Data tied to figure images
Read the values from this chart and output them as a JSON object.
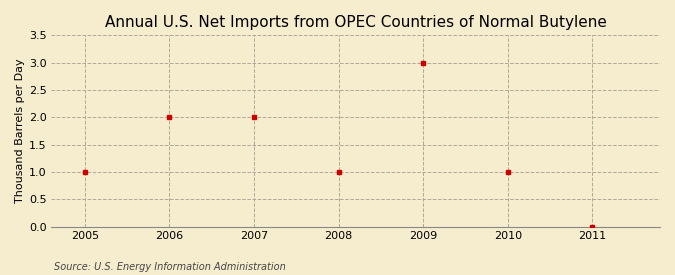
{
  "title": "Annual U.S. Net Imports from OPEC Countries of Normal Butylene",
  "ylabel": "Thousand Barrels per Day",
  "source": "Source: U.S. Energy Information Administration",
  "xlim": [
    2004.6,
    2011.8
  ],
  "ylim": [
    0.0,
    3.5
  ],
  "yticks": [
    0.0,
    0.5,
    1.0,
    1.5,
    2.0,
    2.5,
    3.0,
    3.5
  ],
  "xticks": [
    2005,
    2006,
    2007,
    2008,
    2009,
    2010,
    2011
  ],
  "x_data": [
    2005,
    2006,
    2007,
    2008,
    2009,
    2010,
    2011
  ],
  "y_data": [
    1.0,
    2.0,
    2.0,
    1.0,
    3.0,
    1.0,
    0.0
  ],
  "marker_color": "#cc0000",
  "marker": "s",
  "marker_size": 3.5,
  "background_color": "#f5edce",
  "grid_color": "#b0a898",
  "title_fontsize": 11,
  "label_fontsize": 8,
  "tick_fontsize": 8,
  "source_fontsize": 7
}
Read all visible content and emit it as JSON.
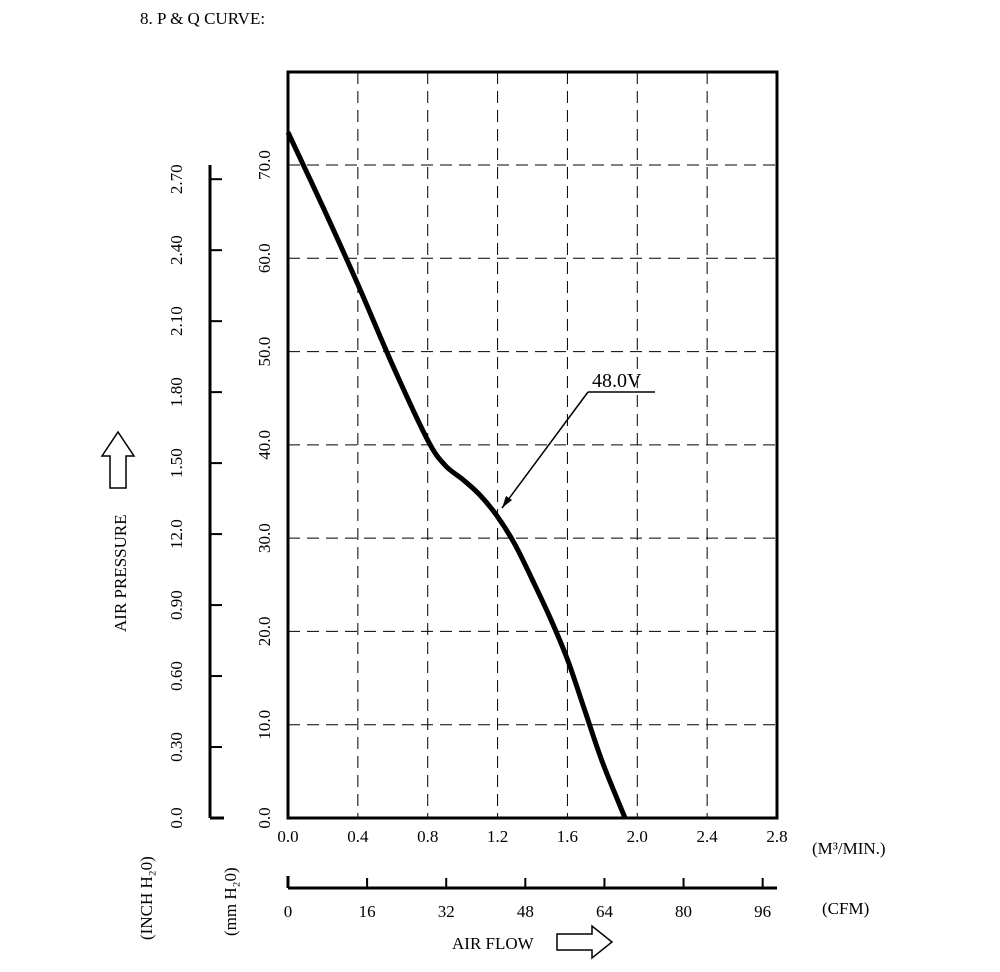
{
  "page": {
    "heading": "8. P & Q CURVE:"
  },
  "chart_data": {
    "type": "line",
    "title": "",
    "xlabel": "AIR FLOW",
    "x_unit_primary": "(M³/MIN.)",
    "x_unit_secondary": "(CFM)",
    "ylabel": "AIR PRESSURE",
    "y_unit_primary": "(mm H₂0)",
    "y_unit_secondary": "(INCH H₂0)",
    "xlim": [
      0,
      2.8
    ],
    "ylim": [
      0,
      70
    ],
    "grid": true,
    "x_ticks": [
      "0.0",
      "0.4",
      "0.8",
      "1.2",
      "1.6",
      "2.0",
      "2.4",
      "2.8"
    ],
    "y_ticks": [
      "0.0",
      "10.0",
      "20.0",
      "30.0",
      "40.0",
      "50.0",
      "60.0",
      "70.0"
    ],
    "cfm_ticks": [
      "0",
      "16",
      "32",
      "48",
      "64",
      "80",
      "96"
    ],
    "cfm_lim": [
      0,
      98.9
    ],
    "inch_ticks": [
      "0.0",
      "0.30",
      "0.60",
      "0.90",
      "12.0",
      "1.50",
      "1.80",
      "2.10",
      "2.40",
      "2.70"
    ],
    "inch_lim": [
      0,
      2.76
    ],
    "series": [
      {
        "name": "48.0V",
        "x": [
          0.0,
          0.2,
          0.4,
          0.6,
          0.8,
          0.9,
          1.0,
          1.1,
          1.2,
          1.3,
          1.4,
          1.5,
          1.6,
          1.7,
          1.8,
          1.93
        ],
        "y": [
          73.5,
          65.5,
          57.2,
          48.5,
          40.5,
          37.8,
          36.3,
          34.6,
          32.3,
          29.3,
          25.5,
          21.5,
          17.0,
          11.5,
          6.0,
          0.0
        ]
      }
    ]
  }
}
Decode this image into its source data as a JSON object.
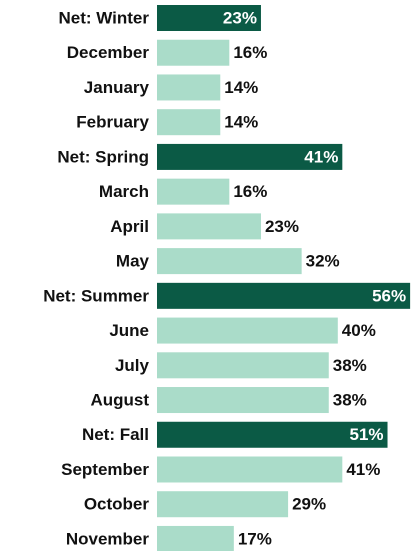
{
  "chart_data": {
    "type": "bar",
    "orientation": "horizontal",
    "categories": [
      "Net: Winter",
      "December",
      "January",
      "February",
      "Net: Spring",
      "March",
      "April",
      "May",
      "Net: Summer",
      "June",
      "July",
      "August",
      "Net: Fall",
      "September",
      "October",
      "November"
    ],
    "values": [
      23,
      16,
      14,
      14,
      41,
      16,
      23,
      32,
      56,
      40,
      38,
      38,
      51,
      41,
      29,
      17
    ],
    "value_labels": [
      "23%",
      "16%",
      "14%",
      "14%",
      "41%",
      "16%",
      "23%",
      "32%",
      "56%",
      "40%",
      "38%",
      "38%",
      "51%",
      "41%",
      "29%",
      "17%"
    ],
    "colors": [
      "#0b5a45",
      "#aadcc9",
      "#aadcc9",
      "#aadcc9",
      "#0b5a45",
      "#aadcc9",
      "#aadcc9",
      "#aadcc9",
      "#0b5a45",
      "#aadcc9",
      "#aadcc9",
      "#aadcc9",
      "#0b5a45",
      "#aadcc9",
      "#aadcc9",
      "#aadcc9"
    ]
  }
}
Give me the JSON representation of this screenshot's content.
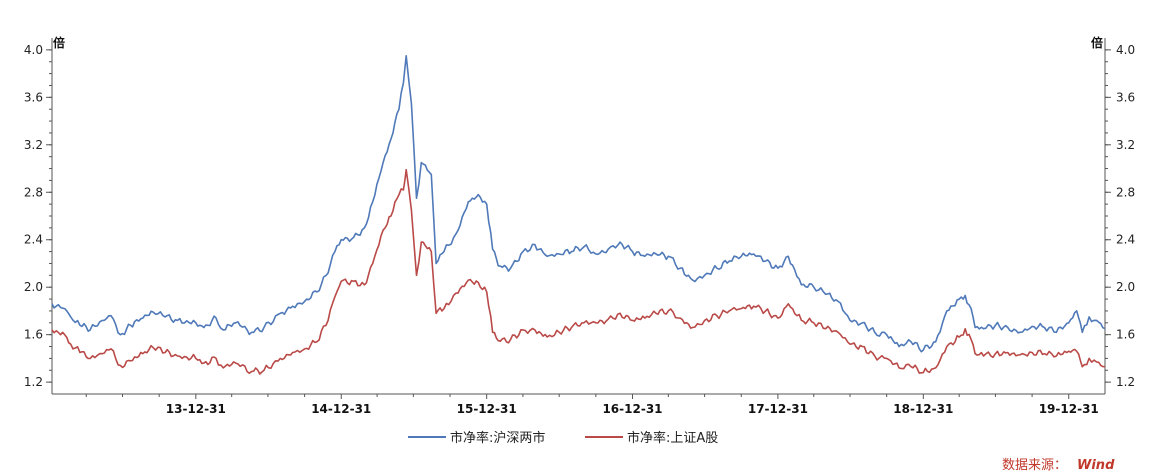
{
  "chart_data": {
    "type": "line",
    "y_unit_left": "倍",
    "y_unit_right": "倍",
    "ylim": [
      1.1,
      4.1
    ],
    "yticks": [
      "4.0",
      "3.6",
      "3.2",
      "2.8",
      "2.4",
      "2.0",
      "1.6",
      "1.2"
    ],
    "x_range": [
      "2013-01-04",
      "2020-03-31"
    ],
    "xticks": [
      {
        "date": "2013-12-31",
        "label": "13-12-31"
      },
      {
        "date": "2014-12-31",
        "label": "14-12-31"
      },
      {
        "date": "2015-12-31",
        "label": "15-12-31"
      },
      {
        "date": "2016-12-31",
        "label": "16-12-31"
      },
      {
        "date": "2017-12-31",
        "label": "17-12-31"
      },
      {
        "date": "2018-12-31",
        "label": "18-12-31"
      },
      {
        "date": "2019-12-31",
        "label": "19-12-31"
      }
    ],
    "series": [
      {
        "name": "市净率:沪深两市",
        "color": "#4f79b8",
        "points": [
          [
            "2013-01-04",
            1.86
          ],
          [
            "2013-02-05",
            1.82
          ],
          [
            "2013-02-20",
            1.75
          ],
          [
            "2013-03-15",
            1.68
          ],
          [
            "2013-04-10",
            1.64
          ],
          [
            "2013-05-10",
            1.72
          ],
          [
            "2013-06-01",
            1.76
          ],
          [
            "2013-06-25",
            1.6
          ],
          [
            "2013-07-20",
            1.68
          ],
          [
            "2013-08-20",
            1.74
          ],
          [
            "2013-09-15",
            1.79
          ],
          [
            "2013-10-15",
            1.75
          ],
          [
            "2013-11-15",
            1.72
          ],
          [
            "2013-12-31",
            1.7
          ],
          [
            "2014-01-20",
            1.66
          ],
          [
            "2014-02-20",
            1.74
          ],
          [
            "2014-03-10",
            1.64
          ],
          [
            "2014-04-10",
            1.7
          ],
          [
            "2014-05-20",
            1.62
          ],
          [
            "2014-06-20",
            1.66
          ],
          [
            "2014-07-31",
            1.78
          ],
          [
            "2014-08-31",
            1.84
          ],
          [
            "2014-09-30",
            1.88
          ],
          [
            "2014-10-31",
            1.96
          ],
          [
            "2014-11-28",
            2.12
          ],
          [
            "2014-12-15",
            2.3
          ],
          [
            "2014-12-31",
            2.4
          ],
          [
            "2015-01-31",
            2.42
          ],
          [
            "2015-02-27",
            2.5
          ],
          [
            "2015-03-20",
            2.72
          ],
          [
            "2015-04-15",
            3.05
          ],
          [
            "2015-05-05",
            3.25
          ],
          [
            "2015-05-25",
            3.5
          ],
          [
            "2015-06-05",
            3.72
          ],
          [
            "2015-06-12",
            3.95
          ],
          [
            "2015-06-25",
            3.55
          ],
          [
            "2015-07-08",
            2.75
          ],
          [
            "2015-07-20",
            3.05
          ],
          [
            "2015-08-14",
            2.95
          ],
          [
            "2015-08-26",
            2.2
          ],
          [
            "2015-09-15",
            2.3
          ],
          [
            "2015-10-15",
            2.45
          ],
          [
            "2015-11-15",
            2.72
          ],
          [
            "2015-12-10",
            2.78
          ],
          [
            "2015-12-31",
            2.7
          ],
          [
            "2016-01-15",
            2.32
          ],
          [
            "2016-01-29",
            2.18
          ],
          [
            "2016-02-29",
            2.16
          ],
          [
            "2016-03-31",
            2.3
          ],
          [
            "2016-04-30",
            2.36
          ],
          [
            "2016-05-31",
            2.26
          ],
          [
            "2016-06-30",
            2.28
          ],
          [
            "2016-07-31",
            2.3
          ],
          [
            "2016-08-31",
            2.34
          ],
          [
            "2016-09-30",
            2.28
          ],
          [
            "2016-10-31",
            2.32
          ],
          [
            "2016-11-30",
            2.38
          ],
          [
            "2016-12-31",
            2.3
          ],
          [
            "2017-01-31",
            2.26
          ],
          [
            "2017-02-28",
            2.28
          ],
          [
            "2017-03-31",
            2.26
          ],
          [
            "2017-04-30",
            2.16
          ],
          [
            "2017-05-31",
            2.06
          ],
          [
            "2017-06-30",
            2.1
          ],
          [
            "2017-07-31",
            2.16
          ],
          [
            "2017-08-31",
            2.22
          ],
          [
            "2017-09-30",
            2.26
          ],
          [
            "2017-10-31",
            2.28
          ],
          [
            "2017-11-30",
            2.22
          ],
          [
            "2017-12-31",
            2.16
          ],
          [
            "2018-01-26",
            2.26
          ],
          [
            "2018-02-28",
            2.02
          ],
          [
            "2018-03-31",
            2.0
          ],
          [
            "2018-04-30",
            1.94
          ],
          [
            "2018-05-31",
            1.88
          ],
          [
            "2018-06-30",
            1.72
          ],
          [
            "2018-07-31",
            1.7
          ],
          [
            "2018-08-31",
            1.62
          ],
          [
            "2018-09-30",
            1.6
          ],
          [
            "2018-10-31",
            1.5
          ],
          [
            "2018-11-30",
            1.54
          ],
          [
            "2018-12-31",
            1.47
          ],
          [
            "2019-01-31",
            1.54
          ],
          [
            "2019-02-28",
            1.8
          ],
          [
            "2019-03-31",
            1.9
          ],
          [
            "2019-04-15",
            1.93
          ],
          [
            "2019-04-30",
            1.82
          ],
          [
            "2019-05-10",
            1.66
          ],
          [
            "2019-05-31",
            1.65
          ],
          [
            "2019-06-30",
            1.68
          ],
          [
            "2019-07-31",
            1.66
          ],
          [
            "2019-08-31",
            1.62
          ],
          [
            "2019-09-30",
            1.67
          ],
          [
            "2019-10-31",
            1.66
          ],
          [
            "2019-11-30",
            1.62
          ],
          [
            "2019-12-31",
            1.7
          ],
          [
            "2020-01-20",
            1.8
          ],
          [
            "2020-02-03",
            1.62
          ],
          [
            "2020-02-20",
            1.75
          ],
          [
            "2020-03-10",
            1.72
          ],
          [
            "2020-03-31",
            1.65
          ]
        ]
      },
      {
        "name": "市净率:上证A股",
        "color": "#b94a48",
        "points": [
          [
            "2013-01-04",
            1.64
          ],
          [
            "2013-02-05",
            1.6
          ],
          [
            "2013-02-20",
            1.52
          ],
          [
            "2013-03-15",
            1.45
          ],
          [
            "2013-04-10",
            1.4
          ],
          [
            "2013-05-10",
            1.44
          ],
          [
            "2013-06-01",
            1.48
          ],
          [
            "2013-06-25",
            1.34
          ],
          [
            "2013-07-20",
            1.38
          ],
          [
            "2013-08-20",
            1.44
          ],
          [
            "2013-09-15",
            1.49
          ],
          [
            "2013-10-15",
            1.45
          ],
          [
            "2013-11-15",
            1.42
          ],
          [
            "2013-12-31",
            1.4
          ],
          [
            "2014-01-20",
            1.36
          ],
          [
            "2014-02-20",
            1.4
          ],
          [
            "2014-03-10",
            1.32
          ],
          [
            "2014-04-10",
            1.36
          ],
          [
            "2014-05-20",
            1.29
          ],
          [
            "2014-06-20",
            1.3
          ],
          [
            "2014-07-31",
            1.4
          ],
          [
            "2014-08-31",
            1.45
          ],
          [
            "2014-09-30",
            1.48
          ],
          [
            "2014-10-31",
            1.54
          ],
          [
            "2014-11-28",
            1.72
          ],
          [
            "2014-12-15",
            1.92
          ],
          [
            "2014-12-31",
            2.05
          ],
          [
            "2015-01-31",
            2.05
          ],
          [
            "2015-02-27",
            2.02
          ],
          [
            "2015-03-20",
            2.2
          ],
          [
            "2015-04-15",
            2.48
          ],
          [
            "2015-05-05",
            2.6
          ],
          [
            "2015-05-25",
            2.78
          ],
          [
            "2015-06-05",
            2.82
          ],
          [
            "2015-06-12",
            2.99
          ],
          [
            "2015-06-25",
            2.65
          ],
          [
            "2015-07-08",
            2.1
          ],
          [
            "2015-07-20",
            2.38
          ],
          [
            "2015-08-14",
            2.3
          ],
          [
            "2015-08-26",
            1.78
          ],
          [
            "2015-09-15",
            1.82
          ],
          [
            "2015-10-15",
            1.95
          ],
          [
            "2015-11-15",
            2.06
          ],
          [
            "2015-12-10",
            2.04
          ],
          [
            "2015-12-31",
            1.96
          ],
          [
            "2016-01-15",
            1.62
          ],
          [
            "2016-01-29",
            1.55
          ],
          [
            "2016-02-29",
            1.56
          ],
          [
            "2016-03-31",
            1.64
          ],
          [
            "2016-04-30",
            1.64
          ],
          [
            "2016-05-31",
            1.58
          ],
          [
            "2016-06-30",
            1.62
          ],
          [
            "2016-07-31",
            1.66
          ],
          [
            "2016-08-31",
            1.7
          ],
          [
            "2016-09-30",
            1.7
          ],
          [
            "2016-10-31",
            1.73
          ],
          [
            "2016-11-30",
            1.78
          ],
          [
            "2016-12-31",
            1.72
          ],
          [
            "2017-01-31",
            1.74
          ],
          [
            "2017-02-28",
            1.78
          ],
          [
            "2017-03-31",
            1.8
          ],
          [
            "2017-04-30",
            1.74
          ],
          [
            "2017-05-31",
            1.66
          ],
          [
            "2017-06-30",
            1.72
          ],
          [
            "2017-07-31",
            1.76
          ],
          [
            "2017-08-31",
            1.8
          ],
          [
            "2017-09-30",
            1.82
          ],
          [
            "2017-10-31",
            1.84
          ],
          [
            "2017-11-30",
            1.8
          ],
          [
            "2017-12-31",
            1.74
          ],
          [
            "2018-01-26",
            1.86
          ],
          [
            "2018-02-28",
            1.72
          ],
          [
            "2018-03-31",
            1.7
          ],
          [
            "2018-04-30",
            1.65
          ],
          [
            "2018-05-31",
            1.62
          ],
          [
            "2018-06-30",
            1.52
          ],
          [
            "2018-07-31",
            1.5
          ],
          [
            "2018-08-31",
            1.42
          ],
          [
            "2018-09-30",
            1.4
          ],
          [
            "2018-10-31",
            1.32
          ],
          [
            "2018-11-30",
            1.33
          ],
          [
            "2018-12-31",
            1.28
          ],
          [
            "2019-01-31",
            1.32
          ],
          [
            "2019-02-28",
            1.5
          ],
          [
            "2019-03-31",
            1.58
          ],
          [
            "2019-04-15",
            1.65
          ],
          [
            "2019-04-30",
            1.56
          ],
          [
            "2019-05-10",
            1.44
          ],
          [
            "2019-05-31",
            1.42
          ],
          [
            "2019-06-30",
            1.44
          ],
          [
            "2019-07-31",
            1.45
          ],
          [
            "2019-08-31",
            1.43
          ],
          [
            "2019-09-30",
            1.45
          ],
          [
            "2019-10-31",
            1.44
          ],
          [
            "2019-11-30",
            1.42
          ],
          [
            "2019-12-31",
            1.46
          ],
          [
            "2020-01-20",
            1.46
          ],
          [
            "2020-02-03",
            1.33
          ],
          [
            "2020-02-20",
            1.4
          ],
          [
            "2020-03-10",
            1.37
          ],
          [
            "2020-03-31",
            1.33
          ]
        ]
      }
    ],
    "legend_position": "bottom-center",
    "grid": false
  },
  "source": {
    "label": "数据来源：",
    "name": "Wind"
  }
}
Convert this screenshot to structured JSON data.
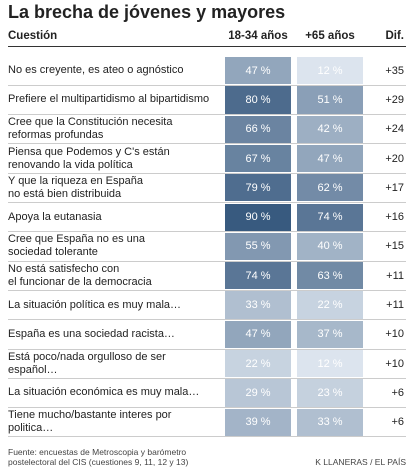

EXERCISE
Copy each line of the records that contains the word "screenshot".

RESPONSE BELOW
Give me the JSON representation of this screenshot's content.
Convert this screenshot to structured JSON data.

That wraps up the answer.